■ MATERIAL FOR THIS TASK ■
--- START ---
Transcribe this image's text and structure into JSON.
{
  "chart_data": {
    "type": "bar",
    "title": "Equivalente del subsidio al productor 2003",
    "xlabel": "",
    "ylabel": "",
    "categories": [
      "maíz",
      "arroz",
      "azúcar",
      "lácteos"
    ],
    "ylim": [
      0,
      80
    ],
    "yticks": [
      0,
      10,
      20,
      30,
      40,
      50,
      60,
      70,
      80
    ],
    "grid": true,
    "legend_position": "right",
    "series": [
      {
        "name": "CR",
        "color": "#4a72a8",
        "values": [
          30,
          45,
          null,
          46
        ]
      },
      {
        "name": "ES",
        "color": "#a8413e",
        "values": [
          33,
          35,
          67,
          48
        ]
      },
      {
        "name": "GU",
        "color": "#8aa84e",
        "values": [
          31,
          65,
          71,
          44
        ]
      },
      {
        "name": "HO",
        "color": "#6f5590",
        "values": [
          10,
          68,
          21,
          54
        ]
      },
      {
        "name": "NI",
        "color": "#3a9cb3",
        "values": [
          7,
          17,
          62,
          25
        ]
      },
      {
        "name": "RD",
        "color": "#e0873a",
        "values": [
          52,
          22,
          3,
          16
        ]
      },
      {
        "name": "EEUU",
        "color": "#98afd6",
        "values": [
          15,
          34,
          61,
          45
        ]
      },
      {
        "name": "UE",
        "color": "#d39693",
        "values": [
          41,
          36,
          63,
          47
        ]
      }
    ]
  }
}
--- END ---
■ TASK DESCRIPTION ■
Choose all lines containing the string "color" and copy them out.

■ FINISHED TASK ■
        "color": "#4a72a8",
        "color": "#a8413e",
        "color": "#8aa84e",
        "color": "#6f5590",
        "color": "#3a9cb3",
        "color": "#e0873a",
        "color": "#98afd6",
        "color": "#d39693",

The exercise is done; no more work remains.